*WHAT IS BEING ASKED*: Exactly reproduce the lines that follow.

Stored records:
## Begin

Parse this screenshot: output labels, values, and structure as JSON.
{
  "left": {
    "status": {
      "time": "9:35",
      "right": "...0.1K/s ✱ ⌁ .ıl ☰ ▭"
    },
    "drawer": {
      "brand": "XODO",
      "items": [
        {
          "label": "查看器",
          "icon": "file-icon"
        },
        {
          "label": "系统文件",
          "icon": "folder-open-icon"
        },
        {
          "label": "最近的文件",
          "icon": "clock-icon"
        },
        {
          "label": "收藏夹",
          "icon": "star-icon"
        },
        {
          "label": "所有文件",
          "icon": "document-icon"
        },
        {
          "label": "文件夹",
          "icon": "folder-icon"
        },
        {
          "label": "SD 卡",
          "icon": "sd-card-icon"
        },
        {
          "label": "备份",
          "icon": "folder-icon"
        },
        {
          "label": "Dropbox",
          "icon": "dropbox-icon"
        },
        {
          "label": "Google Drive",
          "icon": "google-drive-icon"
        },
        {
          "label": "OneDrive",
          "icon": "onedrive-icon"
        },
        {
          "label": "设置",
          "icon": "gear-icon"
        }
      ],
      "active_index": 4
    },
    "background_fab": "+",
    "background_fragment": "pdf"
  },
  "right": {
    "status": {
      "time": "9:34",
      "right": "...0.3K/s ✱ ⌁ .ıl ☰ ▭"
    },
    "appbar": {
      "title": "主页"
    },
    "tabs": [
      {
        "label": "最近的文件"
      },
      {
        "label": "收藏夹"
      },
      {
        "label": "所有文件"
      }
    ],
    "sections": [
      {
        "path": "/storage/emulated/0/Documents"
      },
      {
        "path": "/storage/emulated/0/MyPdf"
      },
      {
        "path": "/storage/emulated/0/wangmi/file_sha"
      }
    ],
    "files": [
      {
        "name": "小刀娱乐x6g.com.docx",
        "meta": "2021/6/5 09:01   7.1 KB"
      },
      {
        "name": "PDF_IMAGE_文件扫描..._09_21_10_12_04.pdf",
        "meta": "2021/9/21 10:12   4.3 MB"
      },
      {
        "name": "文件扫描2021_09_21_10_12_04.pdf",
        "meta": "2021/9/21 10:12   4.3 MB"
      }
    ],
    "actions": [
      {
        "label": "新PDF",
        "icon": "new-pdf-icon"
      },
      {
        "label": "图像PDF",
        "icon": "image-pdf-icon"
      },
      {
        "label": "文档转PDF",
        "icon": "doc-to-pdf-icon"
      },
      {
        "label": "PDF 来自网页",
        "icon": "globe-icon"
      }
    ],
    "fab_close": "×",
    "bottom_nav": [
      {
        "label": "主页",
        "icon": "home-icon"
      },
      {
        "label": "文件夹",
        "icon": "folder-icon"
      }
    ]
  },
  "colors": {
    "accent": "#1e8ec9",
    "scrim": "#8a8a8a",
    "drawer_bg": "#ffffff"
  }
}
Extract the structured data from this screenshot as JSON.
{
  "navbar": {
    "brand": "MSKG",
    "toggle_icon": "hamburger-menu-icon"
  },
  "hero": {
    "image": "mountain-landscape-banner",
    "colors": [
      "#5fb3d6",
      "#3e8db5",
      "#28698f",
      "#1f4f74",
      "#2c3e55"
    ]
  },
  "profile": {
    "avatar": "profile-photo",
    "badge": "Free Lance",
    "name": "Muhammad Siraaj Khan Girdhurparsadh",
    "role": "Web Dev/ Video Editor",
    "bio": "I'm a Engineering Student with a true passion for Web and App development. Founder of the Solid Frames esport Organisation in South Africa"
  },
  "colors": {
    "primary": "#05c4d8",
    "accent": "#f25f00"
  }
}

## End

*EXPECTED OUTPUT*:
Parse this screenshot: output labels, values, and structure as JSON.
{
  "left": {
    "status": {
      "time": "9:35",
      "right": "...0.1K/s ✱ ⌁ .ıl ☰ ▭"
    },
    "drawer": {
      "brand": "XODO",
      "items": [
        {
          "label": "查看器",
          "icon": "file-icon"
        },
        {
          "label": "系统文件",
          "icon": "folder-open-icon"
        },
        {
          "label": "最近的文件",
          "icon": "clock-icon"
        },
        {
          "label": "收藏夹",
          "icon": "star-icon"
        },
        {
          "label": "所有文件",
          "icon": "document-icon"
        },
        {
          "label": "文件夹",
          "icon": "folder-icon"
        },
        {
          "label": "SD 卡",
          "icon": "sd-card-icon"
        },
        {
          "label": "备份",
          "icon": "folder-icon"
        },
        {
          "label": "Dropbox",
          "icon": "dropbox-icon"
        },
        {
          "label": "Google Drive",
          "icon": "google-drive-icon"
        },
        {
          "label": "OneDrive",
          "icon": "onedrive-icon"
        },
        {
          "label": "设置",
          "icon": "gear-icon"
        }
      ],
      "active_index": 4
    },
    "background_fab": "+",
    "background_fragment": "pdf"
  },
  "right": {
    "status": {
      "time": "9:34",
      "right": "...0.3K/s ✱ ⌁ .ıl ☰ ▭"
    },
    "appbar": {
      "title": "主页"
    },
    "tabs": [
      {
        "label": "最近的文件"
      },
      {
        "label": "收藏夹"
      },
      {
        "label": "所有文件"
      }
    ],
    "sections": [
      {
        "path": "/storage/emulated/0/Documents"
      },
      {
        "path": "/storage/emulated/0/MyPdf"
      },
      {
        "path": "/storage/emulated/0/wangmi/file_sha"
      }
    ],
    "files": [
      {
        "name": "小刀娱乐x6g.com.docx",
        "meta": "2021/6/5 09:01   7.1 KB"
      },
      {
        "name": "PDF_IMAGE_文件扫描..._09_21_10_12_04.pdf",
        "meta": "2021/9/21 10:12   4.3 MB"
      },
      {
        "name": "文件扫描2021_09_21_10_12_04.pdf",
        "meta": "2021/9/21 10:12   4.3 MB"
      }
    ],
    "actions": [
      {
        "label": "新PDF",
        "icon": "new-pdf-icon"
      },
      {
        "label": "图像PDF",
        "icon": "image-pdf-icon"
      },
      {
        "label": "文档转PDF",
        "icon": "doc-to-pdf-icon"
      },
      {
        "label": "PDF 来自网页",
        "icon": "globe-icon"
      }
    ],
    "fab_close": "×",
    "bottom_nav": [
      {
        "label": "主页",
        "icon": "home-icon"
      },
      {
        "label": "文件夹",
        "icon": "folder-icon"
      }
    ]
  },
  "colors": {
    "accent": "#1e8ec9",
    "scrim": "#8a8a8a",
    "drawer_bg": "#ffffff"
  }
}
Extract the structured data from this screenshot as JSON.
{
  "navbar": {
    "brand": "MSKG",
    "toggle_icon": "hamburger-menu-icon"
  },
  "hero": {
    "image": "mountain-landscape-banner",
    "colors": [
      "#5fb3d6",
      "#3e8db5",
      "#28698f",
      "#1f4f74",
      "#2c3e55"
    ]
  },
  "profile": {
    "avatar": "profile-photo",
    "badge": "Free Lance",
    "name": "Muhammad Siraaj Khan Girdhurparsadh",
    "role": "Web Dev/ Video Editor",
    "bio": "I'm a Engineering Student with a true passion for Web and App development. Founder of the Solid Frames esport Organisation in South Africa"
  },
  "colors": {
    "primary": "#05c4d8",
    "accent": "#f25f00"
  }
}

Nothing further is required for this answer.